- Excerto para leitura -
________________________________________

Sábado, 7 de janeiro de 2017
Do Esquerda.Net
Noam Chomsky reflete sobre
Israel, Trump e a Nova Ordem Mundial, uma aliança entre estados
autoritários que se parece estar a estruturar.
Assembleia Geral da ONU
A 23 de dezembro de
2016, o Conselho de Segurança da ONU passou a Resolução 2334 por unanimidade,
com a abstenção dos EUA. A Resolução reafirmou "que a política e práticas
de Israel em estabelecer colonatos na Palestina e outros territórios Árabes
ocupados desde 1967 não tem legitimidade legal e constitui uma séria obstrução
para alcançar uma paz justa e compreensiva no médio oriente. Chama novamente
Israel, como país ocupante, a cumprir escrupulosamente a Quarta Convenção de
Genebra (1949), a rescindir as medidas anteriores e a desistir de tomar
qualquer ação que pudesse resultar numa alteração de estatuto legal ou natureza
geográfica e afetar materialmente a composição demográfica dos territórios
árabes ocupados desde 1967, incluindo Jerusalém, e, em particular, para não
transferir parte da população civil para os territórios árabes ocupados."
Reafirmou. Uma
palavra com alguma importância.
É importante
reconhecer que a Resolução 2334 não tem nada de novo. A citação aqui referida é
da Resolução 446, de 12 de março de 1979, reiterada na essência na 2334. A
Resolução 446 passou com 12 votos contra zero e abstenção dos EUA, do Reino
Unido e da Noruega. A diferença essencial hoje é que os EUA estão sozinhos
contra o resto do mundo, e isso é um mundo de diferença. As violações das
ordens do Conselho de Segurança da ONU por parte de Israel, e violações da lei
internacional, são hoje bastante mais radicais do que em 1979 e estão a
levantar maior repúdio em boa parte do mundo. Os conteúdos da Resolução
446-2334 devem por isso ser levados mais seriamente. Daí a reação intensa
contra a 2334, tanto a cobertura como o comentário; e em Israel e nos EUA,
histeria considerável. Estes são indicadores evidentes do isolamento dos EUA no
palco mundial. Sob Obama. Com Trump, o isolamento dos EUA irá provavelmente
aumentar ainda mais, e de facto, já o fez, ainda antes de assumir a
presidência.
A iniciativa de
Trump que mais contribuiu para aprofundar o isolamento dos EUA aconteceu a 8 de
novembro, quando ele ganhou duas vitórias. A vitória menor foi nos EUA, onde
ganhou o colégio eleitoral. A vitória maior foi no Marraquexe - Marrocos, onde
cerca de 200 nações estavam reunidas para tentar introduzir algum conteúdo nos
acordos de Paris de dezembro de 2015 sobre alterações climáticas, acordos que
foram deixados como intenções e não compromissos firmes devido à recusa do
Congresso dominado pelo Partido Republicano.

________________________________________

- Conteúdo dos dados -

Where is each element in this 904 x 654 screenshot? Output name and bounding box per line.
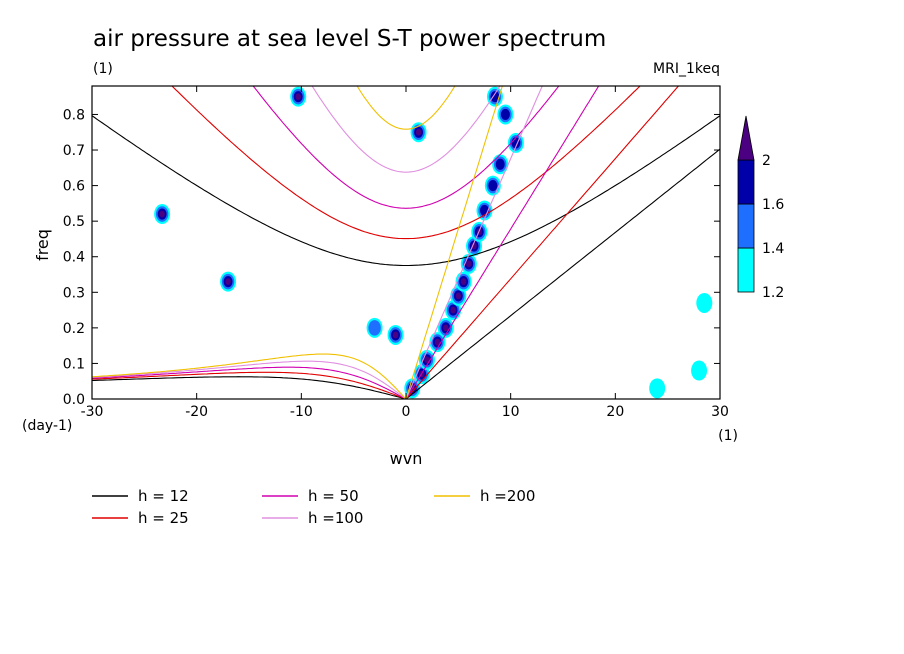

________________________________________

- Enunciado -
Prossiga o excerto sobre a Resolução 2334 e o isolamento dos EUA a partir do ponto em que termina. Os dados constituem material à parte, sem ligação ao excerto.

- Resposta -
Enquanto os votos
eleitorais eram contados a 8 de novembro, a conferência em Marraquexe
afastou-se do seu programa substantivo para a questão de saber se era sequer
relevante lidar com uma severa ameaça de catástrofe ambiental agora que o país
mais poderoso na história se demitiu das suas responsabilidades. Isso,
seguramente, foi a maior vitória de Trump a 8 de novembro, um momento realmente
pivotal. O mundo coloca as suas esperanças na liderança da China agora que o
Líder do Mundo Livre declarou que não só irá se retirar dos acordos como, com a
eleição de Trump, irá acelerar dramaticamente a corrida para o desastre.
Um espetáculo
alucinante, que aconteceu quase sem qualquer comentário.
O facto de que os
EUA estão sozinhos em rejeitar o consenso internacional reafirmado pela
Resolução 2334, perdendo o Reino Unido sob a liderança de Theresa May, é outro
sinal de crescente isolamento dos EUA.
Exatamente porque
razão Obama escolheu a abstenção em vez do veto é uma questão em aberto: não
temos provas diretas. Mas temos algumas explicações plausíveis. Tinha havido
algumas reações de surpresa (e ridículo) após o veto de Obama em fevereiro de
2011 à Resolução da ONU que definia a implementação de política oficial dos
EUA, e ele pode ter sentido que seria demasiado repetir um momento semelhante
se quer salvar alguma parte do seu legado entre setores da população com alguma
preocupação por direito internacional e direitos humanos. É útil relembrar que
entre os Democratas liberais, por oposição ao Congresso, e particularmente
entre os jovens, opinião sobre Israel e Palestina tem evoluído nos últimos anos
para a crítica às políticas de Israel, de tal forma que o núcleo de apoio a
Israel nos EUA transferiu-se para a extrema-direita, incluindo a base eleitoral
evangélica do Partido Republicano. Talvez estes tenham sido os fatores que
alteraram a posição de Obama.
A abstenção de 2016
suscitou furor em Israel e no Congresso dos EUA também, incluindo Republicanos
e Democratas, com propostas para retirar o financiamento à ONU em retaliação
pelo "crime". O primeiro-ministro israelita Netanyahu denunciou Obama
pelas suas ações "anti-Israel". O seu gabinete acusou Obama de
"manobrar" nos bastidores esta "emboscada" no Conselho de
Segurança, produzindo "provas" que dificilmente poderão ser
consideradas sequer humorísticas. O oficial israelita de topo acrescentou que a
abstenção "revelou a verdadeira face da administração Obama", e que
"agora podemos compreender com o que estivemos a lidar nos últimos oito
anos".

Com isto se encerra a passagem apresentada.